## Records for processing
======

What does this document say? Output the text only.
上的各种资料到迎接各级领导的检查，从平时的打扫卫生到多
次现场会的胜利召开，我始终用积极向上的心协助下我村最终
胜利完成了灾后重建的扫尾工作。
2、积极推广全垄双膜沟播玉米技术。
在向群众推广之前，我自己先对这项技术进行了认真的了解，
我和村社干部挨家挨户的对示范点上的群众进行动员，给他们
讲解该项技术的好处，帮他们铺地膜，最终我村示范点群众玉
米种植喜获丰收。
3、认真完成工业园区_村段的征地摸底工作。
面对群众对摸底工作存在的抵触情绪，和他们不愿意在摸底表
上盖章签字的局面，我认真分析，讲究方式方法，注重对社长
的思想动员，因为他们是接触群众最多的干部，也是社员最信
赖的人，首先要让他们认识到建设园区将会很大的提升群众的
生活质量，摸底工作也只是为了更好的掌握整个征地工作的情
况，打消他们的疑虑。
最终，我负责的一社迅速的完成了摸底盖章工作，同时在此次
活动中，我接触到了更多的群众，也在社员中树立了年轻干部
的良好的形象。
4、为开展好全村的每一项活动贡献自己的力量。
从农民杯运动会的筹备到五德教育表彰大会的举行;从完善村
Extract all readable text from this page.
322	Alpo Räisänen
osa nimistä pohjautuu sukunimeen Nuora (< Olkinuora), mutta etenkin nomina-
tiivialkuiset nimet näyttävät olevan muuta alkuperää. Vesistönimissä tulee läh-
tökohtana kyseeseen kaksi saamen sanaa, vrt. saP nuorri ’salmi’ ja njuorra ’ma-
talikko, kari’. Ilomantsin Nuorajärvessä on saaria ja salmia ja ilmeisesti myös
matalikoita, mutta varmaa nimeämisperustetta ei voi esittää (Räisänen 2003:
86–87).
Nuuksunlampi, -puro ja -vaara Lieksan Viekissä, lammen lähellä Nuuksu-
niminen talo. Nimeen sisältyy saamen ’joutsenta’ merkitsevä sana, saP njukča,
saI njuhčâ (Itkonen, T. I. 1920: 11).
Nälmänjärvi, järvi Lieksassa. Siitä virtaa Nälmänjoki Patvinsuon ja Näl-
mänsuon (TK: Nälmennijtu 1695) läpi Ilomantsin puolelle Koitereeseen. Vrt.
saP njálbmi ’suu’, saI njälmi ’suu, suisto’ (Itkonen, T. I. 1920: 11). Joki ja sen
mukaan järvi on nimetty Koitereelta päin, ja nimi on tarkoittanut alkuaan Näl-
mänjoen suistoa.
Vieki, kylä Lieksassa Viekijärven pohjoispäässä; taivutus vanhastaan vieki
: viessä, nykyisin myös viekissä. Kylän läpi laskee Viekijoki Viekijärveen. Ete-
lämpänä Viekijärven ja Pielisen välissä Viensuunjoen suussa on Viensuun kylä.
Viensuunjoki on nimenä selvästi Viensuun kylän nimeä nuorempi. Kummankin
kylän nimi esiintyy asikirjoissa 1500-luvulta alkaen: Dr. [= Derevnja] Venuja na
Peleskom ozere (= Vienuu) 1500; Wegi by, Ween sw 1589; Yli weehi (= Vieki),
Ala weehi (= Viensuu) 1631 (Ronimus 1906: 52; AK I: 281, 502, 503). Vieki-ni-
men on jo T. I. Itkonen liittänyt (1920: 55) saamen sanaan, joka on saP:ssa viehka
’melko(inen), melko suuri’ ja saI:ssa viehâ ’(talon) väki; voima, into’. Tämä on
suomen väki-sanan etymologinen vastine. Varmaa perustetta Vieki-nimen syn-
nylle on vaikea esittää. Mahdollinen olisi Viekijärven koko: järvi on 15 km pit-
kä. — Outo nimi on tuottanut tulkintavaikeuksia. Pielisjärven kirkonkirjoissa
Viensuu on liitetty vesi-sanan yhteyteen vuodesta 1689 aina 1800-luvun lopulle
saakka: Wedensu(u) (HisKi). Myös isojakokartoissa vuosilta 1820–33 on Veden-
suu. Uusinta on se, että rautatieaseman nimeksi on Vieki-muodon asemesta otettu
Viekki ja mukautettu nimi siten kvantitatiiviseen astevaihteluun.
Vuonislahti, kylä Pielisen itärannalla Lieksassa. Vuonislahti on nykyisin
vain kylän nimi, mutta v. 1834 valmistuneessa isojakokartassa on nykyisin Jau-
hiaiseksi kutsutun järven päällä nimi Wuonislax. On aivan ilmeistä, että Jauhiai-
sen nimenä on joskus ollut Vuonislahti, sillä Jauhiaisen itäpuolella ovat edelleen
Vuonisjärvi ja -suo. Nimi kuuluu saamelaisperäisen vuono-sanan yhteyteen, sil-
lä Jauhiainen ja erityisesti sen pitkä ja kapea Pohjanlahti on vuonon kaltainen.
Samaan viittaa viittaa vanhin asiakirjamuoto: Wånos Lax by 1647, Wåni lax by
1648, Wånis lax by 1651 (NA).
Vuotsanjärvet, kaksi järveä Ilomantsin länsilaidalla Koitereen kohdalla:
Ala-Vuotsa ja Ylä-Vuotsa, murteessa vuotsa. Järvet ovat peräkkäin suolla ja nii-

======

## Your task
Copy out all of the records shown above exactly.

## Task solution
What does this document say? Output the text only.
上的各种资料到迎接各级领导的检查，从平时的打扫卫生到多
次现场会的胜利召开，我始终用积极向上的心协助下我村最终
胜利完成了灾后重建的扫尾工作。
2、积极推广全垄双膜沟播玉米技术。
在向群众推广之前，我自己先对这项技术进行了认真的了解，
我和村社干部挨家挨户的对示范点上的群众进行动员，给他们
讲解该项技术的好处，帮他们铺地膜，最终我村示范点群众玉
米种植喜获丰收。
3、认真完成工业园区_村段的征地摸底工作。
面对群众对摸底工作存在的抵触情绪，和他们不愿意在摸底表
上盖章签字的局面，我认真分析，讲究方式方法，注重对社长
的思想动员，因为他们是接触群众最多的干部，也是社员最信
赖的人，首先要让他们认识到建设园区将会很大的提升群众的
生活质量，摸底工作也只是为了更好的掌握整个征地工作的情
况，打消他们的疑虑。
最终，我负责的一社迅速的完成了摸底盖章工作，同时在此次
活动中，我接触到了更多的群众，也在社员中树立了年轻干部
的良好的形象。
4、为开展好全村的每一项活动贡献自己的力量。
从农民杯运动会的筹备到五德教育表彰大会的举行;从完善村
Extract all readable text from this page.
322	Alpo Räisänen
osa nimistä pohjautuu sukunimeen Nuora (< Olkinuora), mutta etenkin nomina-
tiivialkuiset nimet näyttävät olevan muuta alkuperää. Vesistönimissä tulee läh-
tökohtana kyseeseen kaksi saamen sanaa, vrt. saP nuorri ’salmi’ ja njuorra ’ma-
talikko, kari’. Ilomantsin Nuorajärvessä on saaria ja salmia ja ilmeisesti myös
matalikoita, mutta varmaa nimeämisperustetta ei voi esittää (Räisänen 2003:
86–87).
Nuuksunlampi, -puro ja -vaara Lieksan Viekissä, lammen lähellä Nuuksu-
niminen talo. Nimeen sisältyy saamen ’joutsenta’ merkitsevä sana, saP njukča,
saI njuhčâ (Itkonen, T. I. 1920: 11).
Nälmänjärvi, järvi Lieksassa. Siitä virtaa Nälmänjoki Patvinsuon ja Näl-
mänsuon (TK: Nälmennijtu 1695) läpi Ilomantsin puolelle Koitereeseen. Vrt.
saP njálbmi ’suu’, saI njälmi ’suu, suisto’ (Itkonen, T. I. 1920: 11). Joki ja sen
mukaan järvi on nimetty Koitereelta päin, ja nimi on tarkoittanut alkuaan Näl-
mänjoen suistoa.
Vieki, kylä Lieksassa Viekijärven pohjoispäässä; taivutus vanhastaan vieki
: viessä, nykyisin myös viekissä. Kylän läpi laskee Viekijoki Viekijärveen. Ete-
lämpänä Viekijärven ja Pielisen välissä Viensuunjoen suussa on Viensuun kylä.
Viensuunjoki on nimenä selvästi Viensuun kylän nimeä nuorempi. Kummankin
kylän nimi esiintyy asikirjoissa 1500-luvulta alkaen: Dr. [= Derevnja] Venuja na
Peleskom ozere (= Vienuu) 1500; Wegi by, Ween sw 1589; Yli weehi (= Vieki),
Ala weehi (= Viensuu) 1631 (Ronimus 1906: 52; AK I: 281, 502, 503). Vieki-ni-
men on jo T. I. Itkonen liittänyt (1920: 55) saamen sanaan, joka on saP:ssa viehka
’melko(inen), melko suuri’ ja saI:ssa viehâ ’(talon) väki; voima, into’. Tämä on
suomen väki-sanan etymologinen vastine. Varmaa perustetta Vieki-nimen syn-
nylle on vaikea esittää. Mahdollinen olisi Viekijärven koko: järvi on 15 km pit-
kä. — Outo nimi on tuottanut tulkintavaikeuksia. Pielisjärven kirkonkirjoissa
Viensuu on liitetty vesi-sanan yhteyteen vuodesta 1689 aina 1800-luvun lopulle
saakka: Wedensu(u) (HisKi). Myös isojakokartoissa vuosilta 1820–33 on Veden-
suu. Uusinta on se, että rautatieaseman nimeksi on Vieki-muodon asemesta otettu
Viekki ja mukautettu nimi siten kvantitatiiviseen astevaihteluun.
Vuonislahti, kylä Pielisen itärannalla Lieksassa. Vuonislahti on nykyisin
vain kylän nimi, mutta v. 1834 valmistuneessa isojakokartassa on nykyisin Jau-
hiaiseksi kutsutun järven päällä nimi Wuonislax. On aivan ilmeistä, että Jauhiai-
sen nimenä on joskus ollut Vuonislahti, sillä Jauhiaisen itäpuolella ovat edelleen
Vuonisjärvi ja -suo. Nimi kuuluu saamelaisperäisen vuono-sanan yhteyteen, sil-
lä Jauhiainen ja erityisesti sen pitkä ja kapea Pohjanlahti on vuonon kaltainen.
Samaan viittaa viittaa vanhin asiakirjamuoto: Wånos Lax by 1647, Wåni lax by
1648, Wånis lax by 1651 (NA).
Vuotsanjärvet, kaksi järveä Ilomantsin länsilaidalla Koitereen kohdalla:
Ala-Vuotsa ja Ylä-Vuotsa, murteessa vuotsa. Järvet ovat peräkkäin suolla ja nii-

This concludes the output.